[Stored dataset items]
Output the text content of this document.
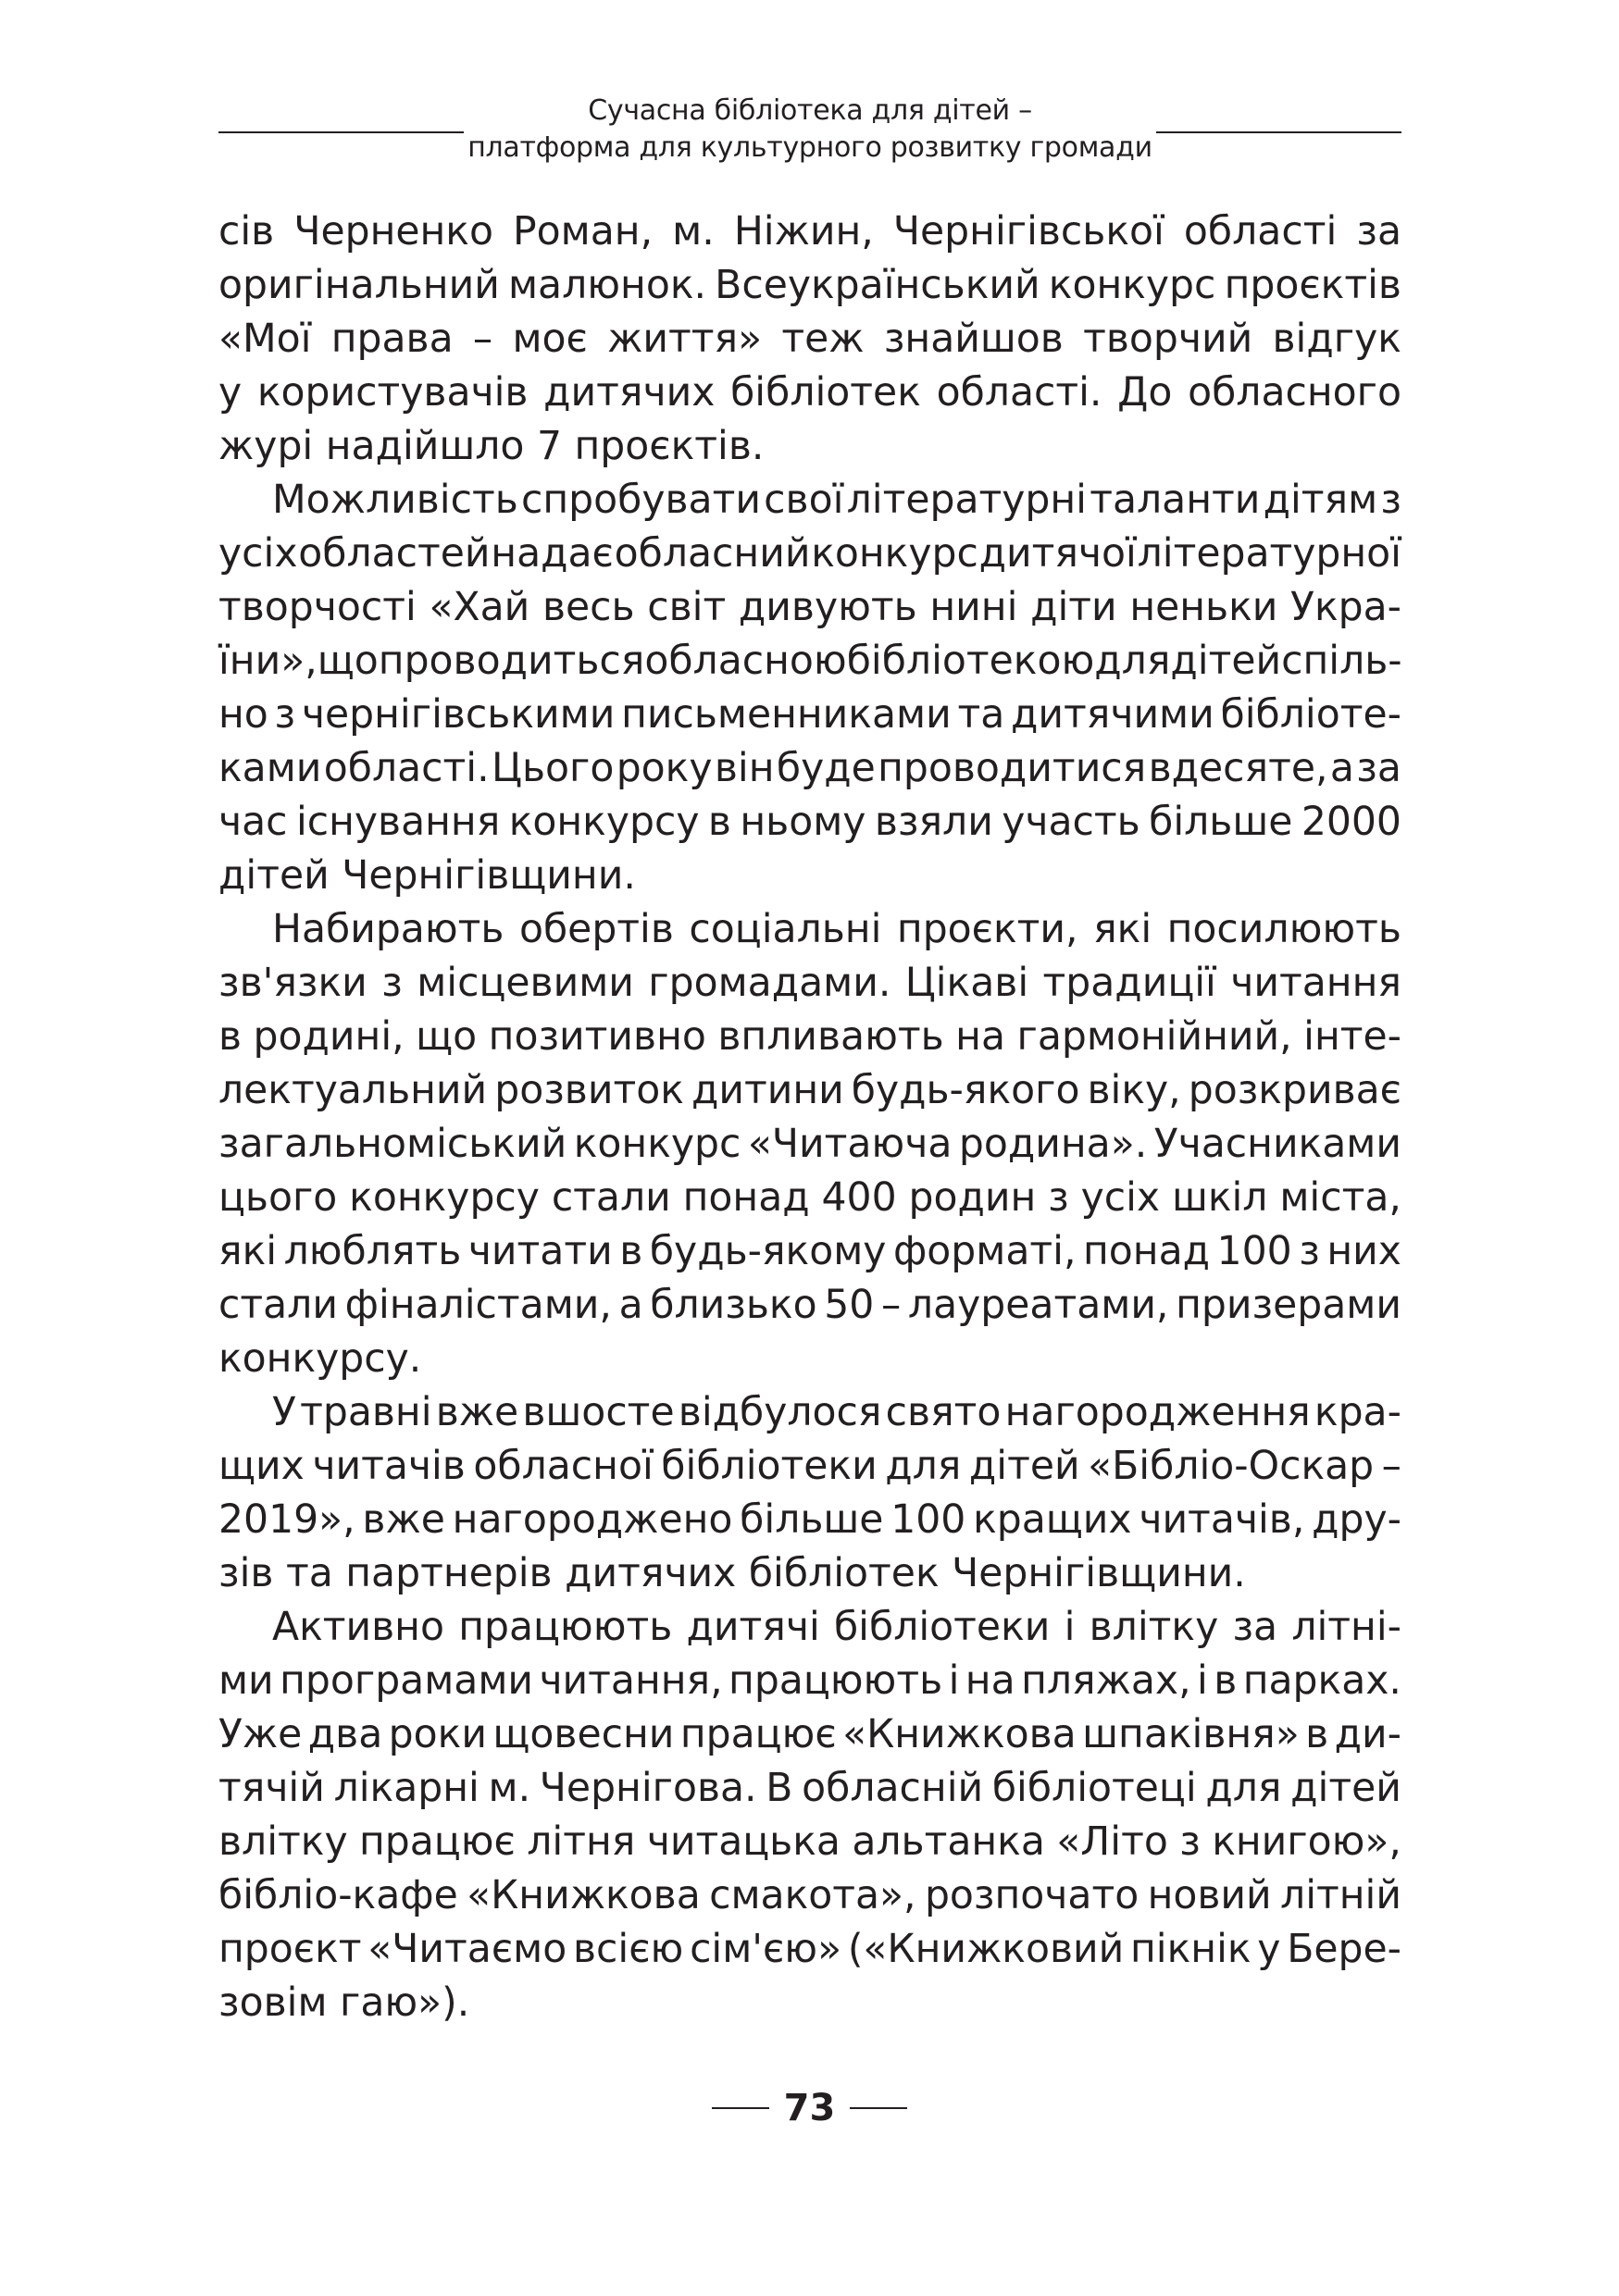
Сучасна бібліотека для дітей –
платформа для культурного розвитку громади
сів Черненко Роман, м. Ніжин, Чернігівської області за
оригінальний малюнок. Всеукраїнський конкурс проєктів
«Мої права – моє життя» теж знайшов творчий відгук
у користувачів дитячих бібліотек області. До обласного
журі надійшло 7 проєктів.
Можливість спробувати свої літературні таланти дітям з
усіх областей надає обласний конкурс дитячої літературної
творчості «Хай весь світ дивують нині діти неньки Укра-
їни», що проводиться обласною бібліотекою для дітей спіль-
но з чернігівськими письменниками та дитячими бібліоте-
ками області. Цього року він буде проводитися вдесяте, а за
час існування конкурсу в ньому взяли участь більше 2000
дітей Чернігівщини.
Набирають обертів соціальні проєкти, які посилюють
зв'язки з місцевими громадами. Цікаві традиції читання
в родині, що позитивно впливають на гармонійний, інте-
лектуальний розвиток дитини будь-якого віку, розкриває
загальноміський конкурс «Читаюча родина». Учасниками
цього конкурсу стали понад 400 родин з усіх шкіл міста,
які люблять читати в будь-якому форматі, понад 100 з них
стали фіналістами, а близько 50 – лауреатами, призерами
конкурсу.
У травні вже вшосте відбулося свято нагородження кра-
щих читачів обласної бібліотеки для дітей «Бібліо-Оскар –
2019», вже нагороджено більше 100 кращих читачів, дру-
зів та партнерів дитячих бібліотек Чернігівщини.
Активно працюють дитячі бібліотеки і влітку за літні-
ми програмами читання, працюють і на пляжах, і в парках.
Уже два роки щовесни працює «Книжкова шпаківня» в ди-
тячій лікарні м. Чернігова. В обласній бібліотеці для дітей
влітку працює літня читацька альтанка «Літо з книгою»,
бібліо-кафе «Книжкова смакота», розпочато новий літній
проєкт «Читаємо всією сім'єю» («Книжковий пікнік у Бере-
зовім гаю»).
73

Work required:
Repeat the records in full, exactly as they appear, without the pictures.

Written reply:
Output the text content of this document.
Сучасна бібліотека для дітей –
платформа для культурного розвитку громади
сів Черненко Роман, м. Ніжин, Чернігівської області за
оригінальний малюнок. Всеукраїнський конкурс проєктів
«Мої права – моє життя» теж знайшов творчий відгук
у користувачів дитячих бібліотек області. До обласного
журі надійшло 7 проєктів.
Можливість спробувати свої літературні таланти дітям з
усіх областей надає обласний конкурс дитячої літературної
творчості «Хай весь світ дивують нині діти неньки Укра-
їни», що проводиться обласною бібліотекою для дітей спіль-
но з чернігівськими письменниками та дитячими бібліоте-
ками області. Цього року він буде проводитися вдесяте, а за
час існування конкурсу в ньому взяли участь більше 2000
дітей Чернігівщини.
Набирають обертів соціальні проєкти, які посилюють
зв'язки з місцевими громадами. Цікаві традиції читання
в родині, що позитивно впливають на гармонійний, інте-
лектуальний розвиток дитини будь-якого віку, розкриває
загальноміський конкурс «Читаюча родина». Учасниками
цього конкурсу стали понад 400 родин з усіх шкіл міста,
які люблять читати в будь-якому форматі, понад 100 з них
стали фіналістами, а близько 50 – лауреатами, призерами
конкурсу.
У травні вже вшосте відбулося свято нагородження кра-
щих читачів обласної бібліотеки для дітей «Бібліо-Оскар –
2019», вже нагороджено більше 100 кращих читачів, дру-
зів та партнерів дитячих бібліотек Чернігівщини.
Активно працюють дитячі бібліотеки і влітку за літні-
ми програмами читання, працюють і на пляжах, і в парках.
Уже два роки щовесни працює «Книжкова шпаківня» в ди-
тячій лікарні м. Чернігова. В обласній бібліотеці для дітей
влітку працює літня читацька альтанка «Літо з книгою»,
бібліо-кафе «Книжкова смакота», розпочато новий літній
проєкт «Читаємо всією сім'єю» («Книжковий пікнік у Бере-
зовім гаю»).
73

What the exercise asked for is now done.